Authentic Eagles: Frankie Paleno on Following Heroes

As Boston College students, it can be tempting to hide our true selves. Embracing our individuality  can help us to understand ourselves and experience the world around us as genuinely as possible. Authentic Eagles is a series that gives a voice to the people who have experienced firsthand the trials, tribulations, and triumphs of being one’s authentic self at BC. We hope that readers are inspired to have conversations and reflections of their own, working towards being more authentic.

Frankie Paleno,  A&S ’15

“On September 10th you were eight years old, but on September 12th you were much older.” I saw the anguish behind the tears in my mother’s eyes as she told me this. We were discussing 9/11 for the first time as I held an application to the United States Naval Academy in my hand. The essay question was, “Why do you want to serve?”

I woke up early for school, just like every other day, and completed my morning routine. Only today was special. Today, I was able to walk downstairs and see my mother before she caught her train to work, so I kissed her goodbye and waved as she took a car to the train station. She was working incredibly hard at her job in NYC, and, due to her long hours, I rarely saw her on weekdays.

I got a ride to school and was ready to begin another day of elementary school. Everything was perfectly normal as we began our vocabulary lesson, but we never finished this lesson. It was cut short by an announcement that all classes must report to the gym and library. I was excited because I hated vocabulary lessons, but this euphoria wouldn’t last.

My class walked into the library, and it was only then that I sensed something was wrong because all of the adults in the room looked incredibly nervous and were whispering to each other. My principal called a few people into his office, and I was one of them. The sound of my name still resonates in my head, and the look of terror on his face is seared into my memory.

His voice shook as he told us, “I have some bad news. There was an attack on the City; we felt that you should all know what is happening. I would like you to call a parent or friend so that you can go home. If you need anything I am here to help, God Bless.” I was frozen.

══════════════════════════════

#### TASK REQUIREMENTS
1. Answer these questions about the Authentic Eagles essay.
(a) What essay question appeared on the Naval Academy application?
(b) Which lesson was interrupted by the announcement?
(c) Into which room did the narrator's class walk after the announcement?
2. Write a continuation of the Authentic Eagles essay, beginning right after the sentence "I was frozen."

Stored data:
══════════════════════════════

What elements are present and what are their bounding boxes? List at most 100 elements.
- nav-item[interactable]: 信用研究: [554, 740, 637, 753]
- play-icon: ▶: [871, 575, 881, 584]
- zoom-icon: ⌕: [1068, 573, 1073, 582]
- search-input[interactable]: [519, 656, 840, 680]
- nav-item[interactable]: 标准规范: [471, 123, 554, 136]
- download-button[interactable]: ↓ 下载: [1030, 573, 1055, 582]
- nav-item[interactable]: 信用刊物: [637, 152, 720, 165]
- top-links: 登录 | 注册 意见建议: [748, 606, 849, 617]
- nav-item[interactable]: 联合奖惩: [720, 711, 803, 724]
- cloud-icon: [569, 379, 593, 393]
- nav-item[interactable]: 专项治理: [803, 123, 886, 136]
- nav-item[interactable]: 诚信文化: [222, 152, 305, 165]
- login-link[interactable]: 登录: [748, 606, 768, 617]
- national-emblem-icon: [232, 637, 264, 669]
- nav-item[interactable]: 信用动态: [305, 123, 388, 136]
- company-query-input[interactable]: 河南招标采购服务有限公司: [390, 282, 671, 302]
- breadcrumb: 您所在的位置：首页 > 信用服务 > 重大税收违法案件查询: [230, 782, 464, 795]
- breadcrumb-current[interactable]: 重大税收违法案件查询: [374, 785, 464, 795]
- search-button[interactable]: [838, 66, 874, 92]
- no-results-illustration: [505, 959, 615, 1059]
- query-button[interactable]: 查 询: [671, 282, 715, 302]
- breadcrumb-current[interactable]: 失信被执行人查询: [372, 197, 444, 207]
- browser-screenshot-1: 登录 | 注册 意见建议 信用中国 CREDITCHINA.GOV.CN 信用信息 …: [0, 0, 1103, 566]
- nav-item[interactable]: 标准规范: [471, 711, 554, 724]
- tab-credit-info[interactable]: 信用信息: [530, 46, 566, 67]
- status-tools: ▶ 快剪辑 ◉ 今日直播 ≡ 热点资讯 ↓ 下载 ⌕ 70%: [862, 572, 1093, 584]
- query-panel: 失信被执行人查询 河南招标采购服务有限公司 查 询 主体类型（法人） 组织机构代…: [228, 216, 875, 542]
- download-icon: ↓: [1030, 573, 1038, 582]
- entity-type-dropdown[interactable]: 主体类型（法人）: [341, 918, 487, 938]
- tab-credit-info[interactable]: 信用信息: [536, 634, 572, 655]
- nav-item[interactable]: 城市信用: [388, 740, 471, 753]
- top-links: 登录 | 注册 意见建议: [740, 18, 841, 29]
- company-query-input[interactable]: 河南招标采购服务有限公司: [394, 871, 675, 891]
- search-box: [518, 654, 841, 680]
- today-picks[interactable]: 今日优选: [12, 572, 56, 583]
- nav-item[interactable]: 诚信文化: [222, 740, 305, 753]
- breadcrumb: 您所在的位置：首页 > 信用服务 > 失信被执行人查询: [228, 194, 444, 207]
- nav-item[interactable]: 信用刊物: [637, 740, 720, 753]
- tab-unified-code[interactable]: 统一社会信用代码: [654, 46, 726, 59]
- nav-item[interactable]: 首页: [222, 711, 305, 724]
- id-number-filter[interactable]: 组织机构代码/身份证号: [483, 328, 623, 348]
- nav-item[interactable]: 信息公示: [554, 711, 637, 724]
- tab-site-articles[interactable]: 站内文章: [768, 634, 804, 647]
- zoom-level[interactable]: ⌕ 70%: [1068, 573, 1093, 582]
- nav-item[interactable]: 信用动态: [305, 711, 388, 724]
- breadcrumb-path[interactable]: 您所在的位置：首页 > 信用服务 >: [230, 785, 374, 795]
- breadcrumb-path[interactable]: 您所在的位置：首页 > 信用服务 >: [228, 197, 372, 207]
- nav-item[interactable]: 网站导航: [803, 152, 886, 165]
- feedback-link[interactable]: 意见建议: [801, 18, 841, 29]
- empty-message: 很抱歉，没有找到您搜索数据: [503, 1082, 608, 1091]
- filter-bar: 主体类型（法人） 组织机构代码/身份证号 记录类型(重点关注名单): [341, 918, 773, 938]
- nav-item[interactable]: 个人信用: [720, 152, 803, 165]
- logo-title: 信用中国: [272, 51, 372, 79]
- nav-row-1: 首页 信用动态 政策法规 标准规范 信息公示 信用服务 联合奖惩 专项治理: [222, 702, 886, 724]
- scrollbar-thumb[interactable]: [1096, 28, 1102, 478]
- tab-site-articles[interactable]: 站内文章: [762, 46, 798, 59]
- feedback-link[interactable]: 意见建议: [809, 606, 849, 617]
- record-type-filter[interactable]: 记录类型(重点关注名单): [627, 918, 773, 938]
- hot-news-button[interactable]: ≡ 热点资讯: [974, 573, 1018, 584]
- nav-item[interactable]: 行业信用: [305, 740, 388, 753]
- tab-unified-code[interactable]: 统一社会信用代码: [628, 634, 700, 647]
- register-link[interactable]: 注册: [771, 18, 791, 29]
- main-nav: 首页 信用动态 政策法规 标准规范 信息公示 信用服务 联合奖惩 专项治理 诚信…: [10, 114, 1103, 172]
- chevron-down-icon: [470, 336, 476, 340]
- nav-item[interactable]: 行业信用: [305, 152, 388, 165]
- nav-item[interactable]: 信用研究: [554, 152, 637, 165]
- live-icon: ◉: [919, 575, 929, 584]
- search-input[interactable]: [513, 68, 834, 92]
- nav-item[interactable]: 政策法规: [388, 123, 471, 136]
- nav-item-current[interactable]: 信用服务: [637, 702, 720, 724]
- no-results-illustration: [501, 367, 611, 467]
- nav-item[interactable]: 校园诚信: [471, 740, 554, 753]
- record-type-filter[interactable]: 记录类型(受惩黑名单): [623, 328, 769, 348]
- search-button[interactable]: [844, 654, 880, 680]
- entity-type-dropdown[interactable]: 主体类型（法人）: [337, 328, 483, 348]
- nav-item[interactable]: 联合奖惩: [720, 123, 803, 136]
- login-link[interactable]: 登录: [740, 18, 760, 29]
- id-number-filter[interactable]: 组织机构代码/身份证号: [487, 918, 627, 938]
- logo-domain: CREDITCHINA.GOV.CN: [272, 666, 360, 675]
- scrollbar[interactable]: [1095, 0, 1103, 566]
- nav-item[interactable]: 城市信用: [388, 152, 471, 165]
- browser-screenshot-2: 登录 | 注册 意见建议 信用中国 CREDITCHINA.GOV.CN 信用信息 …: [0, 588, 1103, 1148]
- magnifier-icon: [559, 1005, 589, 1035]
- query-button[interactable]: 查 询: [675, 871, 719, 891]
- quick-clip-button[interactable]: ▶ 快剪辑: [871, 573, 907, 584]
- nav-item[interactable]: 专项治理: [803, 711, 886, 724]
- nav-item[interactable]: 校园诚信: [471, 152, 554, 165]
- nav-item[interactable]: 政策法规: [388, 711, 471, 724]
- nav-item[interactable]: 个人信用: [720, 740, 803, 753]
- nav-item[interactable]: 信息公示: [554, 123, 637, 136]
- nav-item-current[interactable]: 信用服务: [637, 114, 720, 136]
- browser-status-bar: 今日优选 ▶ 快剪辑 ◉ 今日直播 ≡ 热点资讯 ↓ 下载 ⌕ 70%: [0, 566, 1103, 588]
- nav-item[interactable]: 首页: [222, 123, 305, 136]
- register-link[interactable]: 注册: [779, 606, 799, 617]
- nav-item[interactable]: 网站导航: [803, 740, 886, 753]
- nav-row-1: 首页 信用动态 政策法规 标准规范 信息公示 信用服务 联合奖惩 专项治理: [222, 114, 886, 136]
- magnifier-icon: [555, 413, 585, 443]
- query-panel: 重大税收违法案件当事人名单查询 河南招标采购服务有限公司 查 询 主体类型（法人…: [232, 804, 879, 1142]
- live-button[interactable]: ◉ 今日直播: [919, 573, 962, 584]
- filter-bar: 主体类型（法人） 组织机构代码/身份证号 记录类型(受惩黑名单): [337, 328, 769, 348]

══════════════════════════════

#### EXPECTED RESULTS
1.
(a) "Why do you want to serve?"
(b) The vocabulary lesson.
(c) The library.

2.
After calling my dad and going home with family friends, it was then that I saw it. I watched a plane fly into the World Trade Center on television. Words cannot describe how overwhelmed I was as I watched loops of planes flying into buildings and people jumping out of the World Trade Center. I sat hysterically crying because I was convinced the collapsing buildings swallowed up my mother and the countless firemen and police officers that ran toward the chaos.

Hours later I returned home, and it wasn’t until very late at night that I heard a knock on the door. I ran to see my dad supporting someone as they crossed into the threshold of our house, and thank God in heaven it was my mother. She collapsed onto the floor and I noticed she was covered in a thick layer of soot. The grime on her face mixed with her tears and hardened by her chin into an unknown blackish, brown solid. I hugged her and more soot fell from her hair and lifted from her clothes. Through the night I could hear her sobbing uncontrollably, and no one in that house slept.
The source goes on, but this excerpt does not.